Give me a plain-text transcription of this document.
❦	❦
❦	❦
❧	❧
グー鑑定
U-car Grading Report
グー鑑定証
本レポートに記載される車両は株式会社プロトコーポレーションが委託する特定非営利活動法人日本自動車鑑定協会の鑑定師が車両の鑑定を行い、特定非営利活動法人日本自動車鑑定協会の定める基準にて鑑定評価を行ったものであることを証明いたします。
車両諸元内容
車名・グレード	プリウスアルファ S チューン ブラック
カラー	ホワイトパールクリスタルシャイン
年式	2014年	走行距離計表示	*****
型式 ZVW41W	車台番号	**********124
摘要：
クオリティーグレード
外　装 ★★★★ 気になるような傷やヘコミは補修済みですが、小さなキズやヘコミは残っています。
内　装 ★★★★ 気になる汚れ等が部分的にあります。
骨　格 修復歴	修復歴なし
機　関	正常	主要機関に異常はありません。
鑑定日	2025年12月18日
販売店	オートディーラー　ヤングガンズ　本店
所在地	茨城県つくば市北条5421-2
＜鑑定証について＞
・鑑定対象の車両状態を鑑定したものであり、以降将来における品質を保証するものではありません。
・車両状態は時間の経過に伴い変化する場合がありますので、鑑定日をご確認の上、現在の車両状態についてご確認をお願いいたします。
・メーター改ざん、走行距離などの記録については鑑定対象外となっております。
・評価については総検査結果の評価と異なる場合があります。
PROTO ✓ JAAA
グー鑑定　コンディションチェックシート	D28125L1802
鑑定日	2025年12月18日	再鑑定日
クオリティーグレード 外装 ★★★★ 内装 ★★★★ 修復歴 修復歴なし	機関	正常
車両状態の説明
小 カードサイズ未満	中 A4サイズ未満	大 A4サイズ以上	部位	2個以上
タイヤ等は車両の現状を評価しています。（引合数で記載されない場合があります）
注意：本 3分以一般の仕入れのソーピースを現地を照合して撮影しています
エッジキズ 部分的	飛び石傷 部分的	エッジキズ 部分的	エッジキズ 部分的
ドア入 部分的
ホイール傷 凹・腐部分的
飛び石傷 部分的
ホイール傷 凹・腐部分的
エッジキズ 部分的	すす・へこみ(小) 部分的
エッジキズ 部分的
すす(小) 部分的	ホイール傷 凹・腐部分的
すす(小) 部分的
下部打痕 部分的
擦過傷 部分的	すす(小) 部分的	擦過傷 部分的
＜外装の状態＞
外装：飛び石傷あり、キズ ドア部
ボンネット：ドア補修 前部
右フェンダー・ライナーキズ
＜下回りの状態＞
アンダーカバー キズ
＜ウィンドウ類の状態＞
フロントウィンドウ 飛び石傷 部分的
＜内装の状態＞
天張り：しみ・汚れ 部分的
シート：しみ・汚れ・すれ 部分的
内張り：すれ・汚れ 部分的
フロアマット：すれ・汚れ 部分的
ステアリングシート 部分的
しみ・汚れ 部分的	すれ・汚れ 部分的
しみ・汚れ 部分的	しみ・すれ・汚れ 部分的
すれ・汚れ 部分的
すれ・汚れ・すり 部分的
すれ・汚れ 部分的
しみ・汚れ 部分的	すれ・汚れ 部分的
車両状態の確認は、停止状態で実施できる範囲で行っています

To do | Reproduce all of the entries word for word.

Problem solution |
Give me a plain-text transcription of this document.
❦	❦
❦	❦
❧	❧
グー鑑定
U-car Grading Report
グー鑑定証
本レポートに記載される車両は株式会社プロトコーポレーションが委託する特定非営利活動法人日本自動車鑑定協会の鑑定師が車両の鑑定を行い、特定非営利活動法人日本自動車鑑定協会の定める基準にて鑑定評価を行ったものであることを証明いたします。
車両諸元内容
車名・グレード	プリウスアルファ S チューン ブラック
カラー	ホワイトパールクリスタルシャイン
年式	2014年	走行距離計表示	*****
型式 ZVW41W	車台番号	**********124
摘要：
クオリティーグレード
外　装 ★★★★ 気になるような傷やヘコミは補修済みですが、小さなキズやヘコミは残っています。
内　装 ★★★★ 気になる汚れ等が部分的にあります。
骨　格 修復歴	修復歴なし
機　関	正常	主要機関に異常はありません。
鑑定日	2025年12月18日
販売店	オートディーラー　ヤングガンズ　本店
所在地	茨城県つくば市北条5421-2
＜鑑定証について＞
・鑑定対象の車両状態を鑑定したものであり、以降将来における品質を保証するものではありません。
・車両状態は時間の経過に伴い変化する場合がありますので、鑑定日をご確認の上、現在の車両状態についてご確認をお願いいたします。
・メーター改ざん、走行距離などの記録については鑑定対象外となっております。
・評価については総検査結果の評価と異なる場合があります。
PROTO ✓ JAAA
グー鑑定　コンディションチェックシート	D28125L1802
鑑定日	2025年12月18日	再鑑定日
クオリティーグレード 外装 ★★★★ 内装 ★★★★ 修復歴 修復歴なし	機関	正常
車両状態の説明
小 カードサイズ未満	中 A4サイズ未満	大 A4サイズ以上	部位	2個以上
タイヤ等は車両の現状を評価しています。（引合数で記載されない場合があります）
注意：本 3分以一般の仕入れのソーピースを現地を照合して撮影しています
エッジキズ 部分的	飛び石傷 部分的	エッジキズ 部分的	エッジキズ 部分的
ドア入 部分的
ホイール傷 凹・腐部分的
飛び石傷 部分的
ホイール傷 凹・腐部分的
エッジキズ 部分的	すす・へこみ(小) 部分的
エッジキズ 部分的
すす(小) 部分的	ホイール傷 凹・腐部分的
すす(小) 部分的
下部打痕 部分的
擦過傷 部分的	すす(小) 部分的	擦過傷 部分的
＜外装の状態＞
外装：飛び石傷あり、キズ ドア部
ボンネット：ドア補修 前部
右フェンダー・ライナーキズ
＜下回りの状態＞
アンダーカバー キズ
＜ウィンドウ類の状態＞
フロントウィンドウ 飛び石傷 部分的
＜内装の状態＞
天張り：しみ・汚れ 部分的
シート：しみ・汚れ・すれ 部分的
内張り：すれ・汚れ 部分的
フロアマット：すれ・汚れ 部分的
ステアリングシート 部分的
しみ・汚れ 部分的	すれ・汚れ 部分的
しみ・汚れ 部分的	しみ・すれ・汚れ 部分的
すれ・汚れ 部分的
すれ・汚れ・すり 部分的
すれ・汚れ 部分的
しみ・汚れ 部分的	すれ・汚れ 部分的
車両状態の確認は、停止状態で実施できる範囲で行っています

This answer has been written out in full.